> **PROBLEM STATEMENT**:
Word for word, print each line of the listing below; pictures stay out.

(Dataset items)
::::::::::

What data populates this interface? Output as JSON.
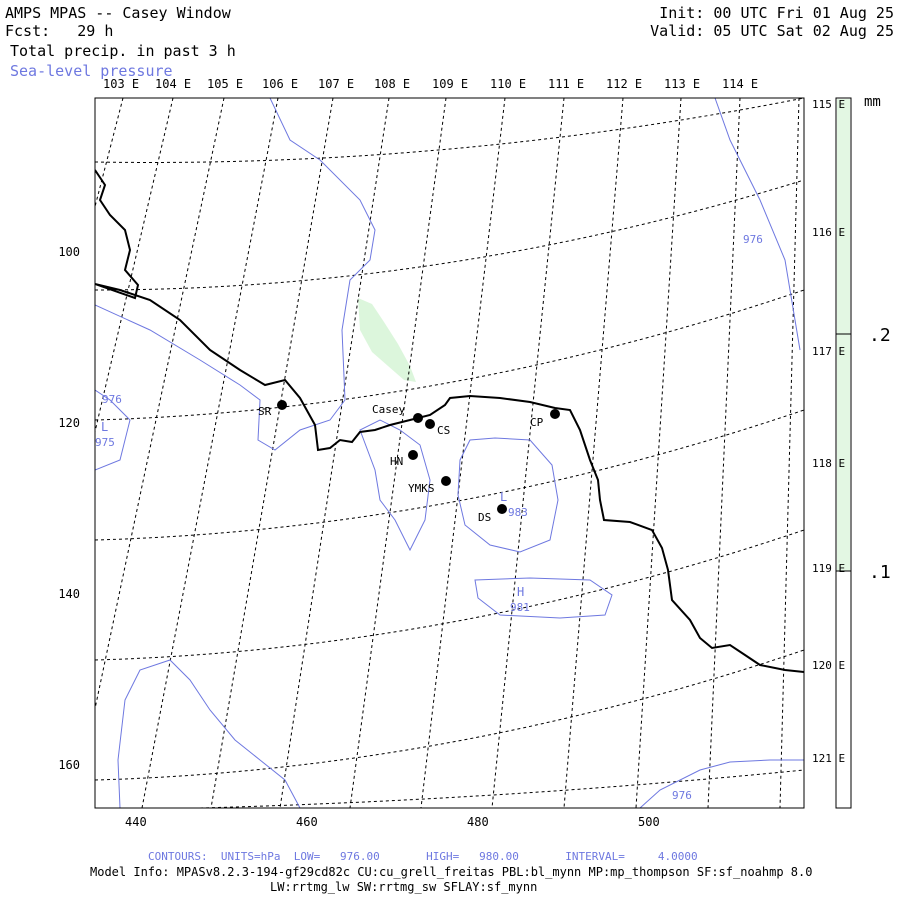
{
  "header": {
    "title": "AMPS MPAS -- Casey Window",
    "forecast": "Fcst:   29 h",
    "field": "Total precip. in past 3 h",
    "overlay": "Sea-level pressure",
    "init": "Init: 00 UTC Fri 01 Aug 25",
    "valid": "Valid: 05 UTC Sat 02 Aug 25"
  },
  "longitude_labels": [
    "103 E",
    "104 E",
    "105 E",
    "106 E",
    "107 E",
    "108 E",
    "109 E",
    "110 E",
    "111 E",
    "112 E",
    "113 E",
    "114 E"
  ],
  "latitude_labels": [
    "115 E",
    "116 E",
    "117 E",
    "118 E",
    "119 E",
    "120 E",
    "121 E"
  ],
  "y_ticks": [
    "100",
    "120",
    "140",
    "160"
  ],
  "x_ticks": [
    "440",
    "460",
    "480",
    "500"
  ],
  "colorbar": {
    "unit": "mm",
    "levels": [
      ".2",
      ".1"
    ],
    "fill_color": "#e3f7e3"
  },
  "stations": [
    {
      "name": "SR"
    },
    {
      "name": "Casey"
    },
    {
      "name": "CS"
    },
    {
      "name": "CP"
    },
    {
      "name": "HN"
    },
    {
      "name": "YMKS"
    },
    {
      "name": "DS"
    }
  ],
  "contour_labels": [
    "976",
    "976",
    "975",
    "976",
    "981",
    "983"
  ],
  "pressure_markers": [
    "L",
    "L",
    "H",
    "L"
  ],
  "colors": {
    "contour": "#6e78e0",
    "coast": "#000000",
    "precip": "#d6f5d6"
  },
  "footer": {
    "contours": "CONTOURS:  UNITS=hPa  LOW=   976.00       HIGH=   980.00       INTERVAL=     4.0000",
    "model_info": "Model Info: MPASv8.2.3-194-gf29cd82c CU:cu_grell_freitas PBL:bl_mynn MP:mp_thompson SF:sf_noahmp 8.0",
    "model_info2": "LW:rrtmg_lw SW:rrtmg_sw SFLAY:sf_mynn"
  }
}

::::::::::

> **THE COMPLETED TASK**:
What data populates this interface? Output as JSON.
{
  "header": {
    "title": "AMPS MPAS -- Casey Window",
    "forecast": "Fcst:   29 h",
    "field": "Total precip. in past 3 h",
    "overlay": "Sea-level pressure",
    "init": "Init: 00 UTC Fri 01 Aug 25",
    "valid": "Valid: 05 UTC Sat 02 Aug 25"
  },
  "longitude_labels": [
    "103 E",
    "104 E",
    "105 E",
    "106 E",
    "107 E",
    "108 E",
    "109 E",
    "110 E",
    "111 E",
    "112 E",
    "113 E",
    "114 E"
  ],
  "latitude_labels": [
    "115 E",
    "116 E",
    "117 E",
    "118 E",
    "119 E",
    "120 E",
    "121 E"
  ],
  "y_ticks": [
    "100",
    "120",
    "140",
    "160"
  ],
  "x_ticks": [
    "440",
    "460",
    "480",
    "500"
  ],
  "colorbar": {
    "unit": "mm",
    "levels": [
      ".2",
      ".1"
    ],
    "fill_color": "#e3f7e3"
  },
  "stations": [
    {
      "name": "SR"
    },
    {
      "name": "Casey"
    },
    {
      "name": "CS"
    },
    {
      "name": "CP"
    },
    {
      "name": "HN"
    },
    {
      "name": "YMKS"
    },
    {
      "name": "DS"
    }
  ],
  "contour_labels": [
    "976",
    "976",
    "975",
    "976",
    "981",
    "983"
  ],
  "pressure_markers": [
    "L",
    "L",
    "H",
    "L"
  ],
  "colors": {
    "contour": "#6e78e0",
    "coast": "#000000",
    "precip": "#d6f5d6"
  },
  "footer": {
    "contours": "CONTOURS:  UNITS=hPa  LOW=   976.00       HIGH=   980.00       INTERVAL=     4.0000",
    "model_info": "Model Info: MPASv8.2.3-194-gf29cd82c CU:cu_grell_freitas PBL:bl_mynn MP:mp_thompson SF:sf_noahmp 8.0",
    "model_info2": "LW:rrtmg_lw SW:rrtmg_sw SFLAY:sf_mynn"
  }
}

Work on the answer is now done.